# EXERCISE REQUIREMENTS
Count the lines in the material below that contain the string "Filter", matching case exactly. Reply with the number alone.

# DATA FOR THE TASK
## BEGIN

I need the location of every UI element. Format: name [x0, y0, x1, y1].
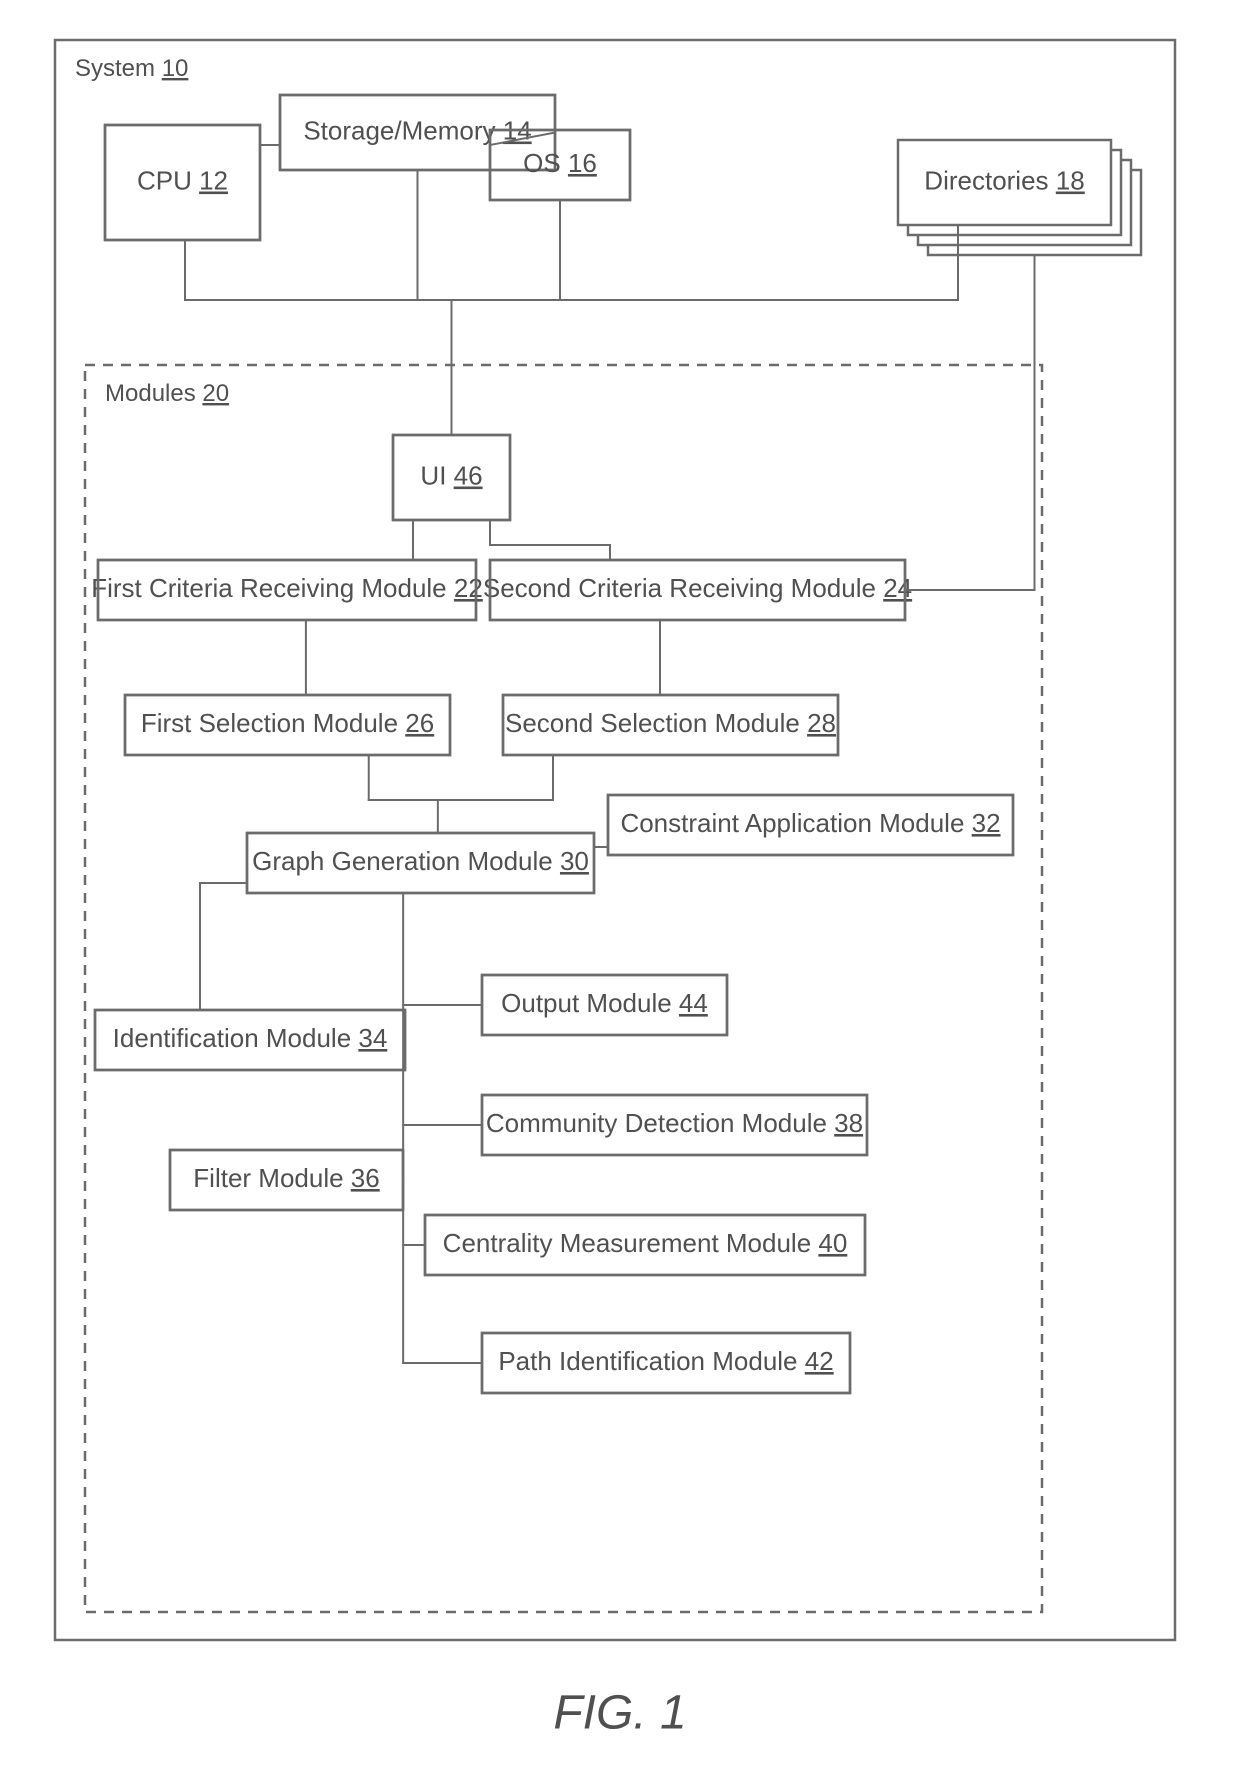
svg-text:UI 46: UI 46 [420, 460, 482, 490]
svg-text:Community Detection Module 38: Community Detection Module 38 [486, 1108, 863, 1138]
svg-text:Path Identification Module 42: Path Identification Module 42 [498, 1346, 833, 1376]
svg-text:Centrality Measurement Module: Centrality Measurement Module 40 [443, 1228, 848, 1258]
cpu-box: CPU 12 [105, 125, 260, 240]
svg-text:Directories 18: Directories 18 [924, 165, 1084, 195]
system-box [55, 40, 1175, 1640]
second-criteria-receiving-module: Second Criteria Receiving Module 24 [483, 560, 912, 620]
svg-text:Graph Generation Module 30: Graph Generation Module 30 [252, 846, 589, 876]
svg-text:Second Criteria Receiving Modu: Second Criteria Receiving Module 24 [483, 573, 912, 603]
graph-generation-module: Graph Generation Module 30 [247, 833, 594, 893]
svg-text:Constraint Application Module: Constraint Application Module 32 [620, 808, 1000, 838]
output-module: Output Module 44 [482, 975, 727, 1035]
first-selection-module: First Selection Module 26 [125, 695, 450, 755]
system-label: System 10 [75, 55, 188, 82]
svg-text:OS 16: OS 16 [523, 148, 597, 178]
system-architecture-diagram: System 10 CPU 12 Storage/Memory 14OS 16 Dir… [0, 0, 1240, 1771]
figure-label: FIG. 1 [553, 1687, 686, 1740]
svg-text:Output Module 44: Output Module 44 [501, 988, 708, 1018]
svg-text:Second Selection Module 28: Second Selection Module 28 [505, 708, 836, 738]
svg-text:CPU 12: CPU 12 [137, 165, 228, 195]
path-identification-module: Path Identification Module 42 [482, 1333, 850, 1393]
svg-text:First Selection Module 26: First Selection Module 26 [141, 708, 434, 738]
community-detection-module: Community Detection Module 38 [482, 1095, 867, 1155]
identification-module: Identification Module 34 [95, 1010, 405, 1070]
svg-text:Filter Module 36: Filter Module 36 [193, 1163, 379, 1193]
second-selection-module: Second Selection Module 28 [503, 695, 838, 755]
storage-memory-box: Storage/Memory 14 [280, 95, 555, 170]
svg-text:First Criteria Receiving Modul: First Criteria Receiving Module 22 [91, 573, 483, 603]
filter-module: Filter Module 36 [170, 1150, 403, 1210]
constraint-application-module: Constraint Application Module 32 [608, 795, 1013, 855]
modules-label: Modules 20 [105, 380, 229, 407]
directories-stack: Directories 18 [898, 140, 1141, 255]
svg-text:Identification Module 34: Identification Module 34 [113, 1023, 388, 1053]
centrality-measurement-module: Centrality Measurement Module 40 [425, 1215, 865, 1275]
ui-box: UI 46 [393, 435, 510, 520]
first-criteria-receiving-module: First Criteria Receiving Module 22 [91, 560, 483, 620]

## END

# RESULT BELOW
2